--- WHAT YOU WILL DO ---
Produce a word-for-word copy of the listing below without its pictures.

--- MATERIAL PROVIDED ---
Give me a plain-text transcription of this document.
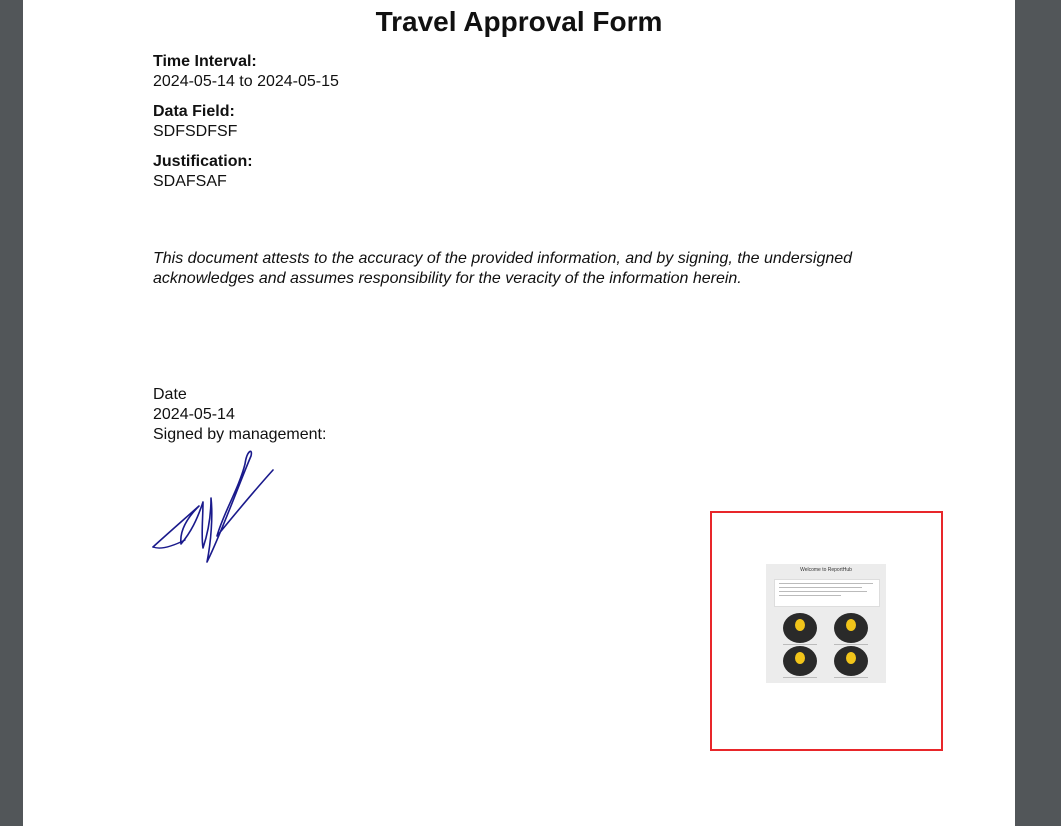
Travel Approval Form
Time Interval:
2024-05-14 to 2024-05-15
Data Field:
SDFSDFSF
Justification:
SDAFSAF
This document attests to the accuracy of the provided information, and by signing, the undersigned acknowledges and assumes responsibility for the veracity of the information herein.
Date
2024-05-14
Signed by management:
Welcome to ReportHub
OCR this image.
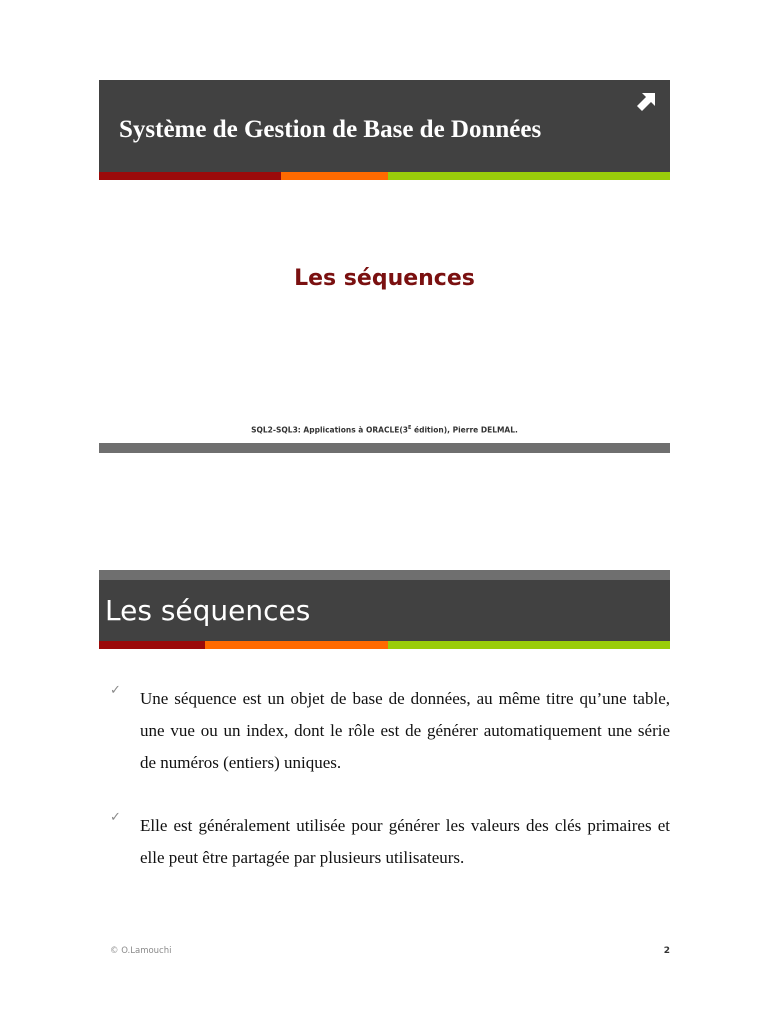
Système de Gestion de Base de Données
Les séquences
SQL2-SQL3: Applications à $ORACLE(3^E$ édition), Pierre DELMAL.
Les séquences
✓ Une séquence est un objet de base de données, au même titre qu’une table, une vue ou un index, dont le rôle est de générer automatiquement une série de numéros (entiers) uniques.

✓ Elle est généralement utilisée pour générer les valeurs des clés primaires et elle peut être partagée par plusieurs utilisateurs.

© O.Lamouchi	2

--- RESULT OF THE EXERCISE ---
Give me a plain-text transcription of this document.
Travel Approval Form
Time Interval:
2024-05-14 to 2024-05-15
Data Field:
SDFSDFSF
Justification:
SDAFSAF
This document attests to the accuracy of the provided information, and by signing, the undersigned acknowledges and assumes responsibility for the veracity of the information herein.
Date
2024-05-14
Signed by management:
Welcome to ReportHub
OCR this image.
Système de Gestion de Base de Données
Les séquences
SQL2-SQL3: Applications à $ORACLE(3^E$ édition), Pierre DELMAL.
Les séquences
✓ Une séquence est un objet de base de données, au même titre qu’une table, une vue ou un index, dont le rôle est de générer automatiquement une série de numéros (entiers) uniques.

✓ Elle est généralement utilisée pour générer les valeurs des clés primaires et elle peut être partagée par plusieurs utilisateurs.

© O.Lamouchi	2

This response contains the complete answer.